What to produce: Lift out each line of the data that holds "description".

-- START --

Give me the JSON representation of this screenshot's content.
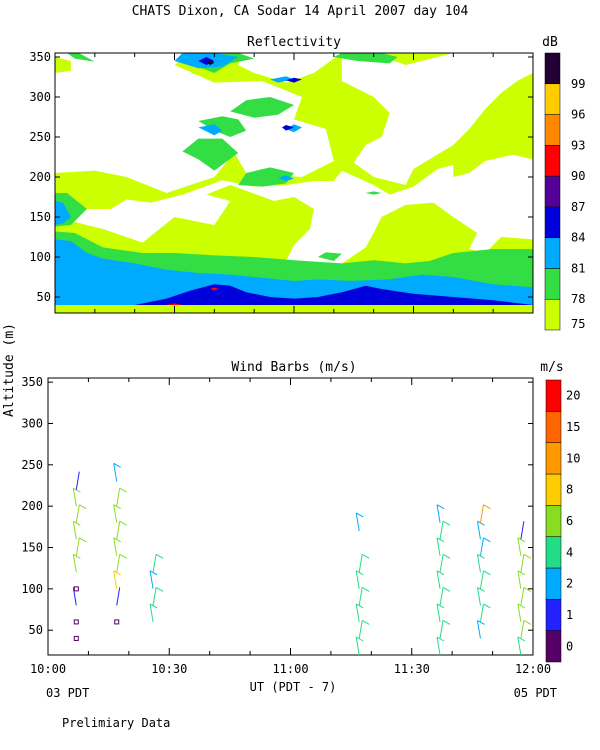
{
  "title": "CHATS Dixon, CA  Sodar  14 April 2007  day 104",
  "y_axis_label": "Altitude (m)",
  "x_axis_label": "UT  (PDT - 7)",
  "x_left_note": "03 PDT",
  "x_right_note": "05 PDT",
  "footer_note": "Prelimiary Data",
  "colors": {
    "white": "#ffffff",
    "c75": "#ccff00",
    "c78": "#33dd44",
    "c81": "#00aaff",
    "c84": "#0000dd",
    "c87": "#550099",
    "c90": "#ff0000",
    "c93": "#ff8800",
    "c96": "#ffcc00",
    "c99": "#220033"
  },
  "chart_data": [
    {
      "type": "heatmap",
      "title": "Reflectivity",
      "xlabel": "UT  (PDT - 7)",
      "ylabel": "Altitude (m)",
      "xlim_minutes_after_1000": [
        0,
        120
      ],
      "ylim": [
        30,
        355
      ],
      "yticks": [
        50,
        100,
        150,
        200,
        250,
        300,
        350
      ],
      "xticks": [
        "10:00",
        "10:30",
        "11:00",
        "11:30",
        "12:00"
      ],
      "colorbar": {
        "unit": "dB",
        "levels": [
          75,
          78,
          81,
          84,
          87,
          90,
          93,
          96,
          99
        ],
        "colors": [
          "#ccff00",
          "#33dd44",
          "#00aaff",
          "#0000dd",
          "#550099",
          "#ff0000",
          "#ff8800",
          "#ffcc00",
          "#220033"
        ]
      },
      "approx_layers": [
        {
          "level": 75,
          "description": "widespread between 60 and 350 m with clear patches"
        },
        {
          "level": 78,
          "description": "band 50-120 m, pockets aloft"
        },
        {
          "level": 81,
          "description": "band 40-90 m"
        },
        {
          "level": 84,
          "description": "thin band near 40-65 m around 10:25-10:50 and 11:15-11:40"
        }
      ]
    },
    {
      "type": "scatter",
      "title": "Wind Barbs (m/s)",
      "xlabel": "UT  (PDT - 7)",
      "ylabel": "Altitude (m)",
      "xlim_minutes_after_1000": [
        0,
        120
      ],
      "ylim": [
        20,
        355
      ],
      "yticks": [
        50,
        100,
        150,
        200,
        250,
        300,
        350
      ],
      "xticks": [
        "10:00",
        "10:30",
        "11:00",
        "11:30",
        "12:00"
      ],
      "colorbar": {
        "unit": "m/s",
        "levels": [
          0,
          1,
          2,
          4,
          6,
          8,
          10,
          15,
          20
        ],
        "colors": [
          "#550066",
          "#2222ff",
          "#00aaff",
          "#22dd88",
          "#88dd22",
          "#ffcc00",
          "#ff9900",
          "#ff6600",
          "#ff0000"
        ]
      },
      "barb_columns": [
        {
          "time_min": 7,
          "heights": [
            40,
            60,
            80,
            100,
            120,
            140,
            160,
            180,
            200,
            220
          ],
          "speeds": [
            0.5,
            0.5,
            1,
            0.5,
            6,
            6,
            6,
            6,
            6,
            1
          ]
        },
        {
          "time_min": 17,
          "heights": [
            60,
            80,
            100,
            120,
            140,
            160,
            180,
            200,
            230
          ],
          "speeds": [
            0.5,
            1,
            8,
            6,
            6,
            6,
            6,
            6,
            2
          ]
        },
        {
          "time_min": 26,
          "heights": [
            60,
            80,
            100,
            120
          ],
          "speeds": [
            4,
            4,
            2,
            4
          ]
        },
        {
          "time_min": 77,
          "heights": [
            20,
            40,
            60,
            80,
            100,
            120,
            170
          ],
          "speeds": [
            4,
            4,
            4,
            4,
            4,
            4,
            2
          ]
        },
        {
          "time_min": 97,
          "heights": [
            20,
            40,
            60,
            80,
            100,
            120,
            140,
            160,
            180
          ],
          "speeds": [
            4,
            4,
            4,
            4,
            4,
            4,
            4,
            4,
            2
          ]
        },
        {
          "time_min": 107,
          "heights": [
            40,
            60,
            80,
            100,
            120,
            140,
            160,
            180
          ],
          "speeds": [
            2,
            4,
            4,
            4,
            4,
            2,
            2,
            10
          ]
        },
        {
          "time_min": 117,
          "heights": [
            20,
            40,
            60,
            80,
            100,
            120,
            140,
            160
          ],
          "speeds": [
            4,
            6,
            6,
            6,
            6,
            6,
            6,
            1
          ]
        }
      ]
    }
  ]
}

-- END --

Output of the task:
          "description": "widespread between 60 and 350 m with clear patches"
          "description": "band 50-120 m, pockets aloft"
          "description": "band 40-90 m"
          "description": "thin band near 40-65 m around 10:25-10:50 and 11:15-11:40"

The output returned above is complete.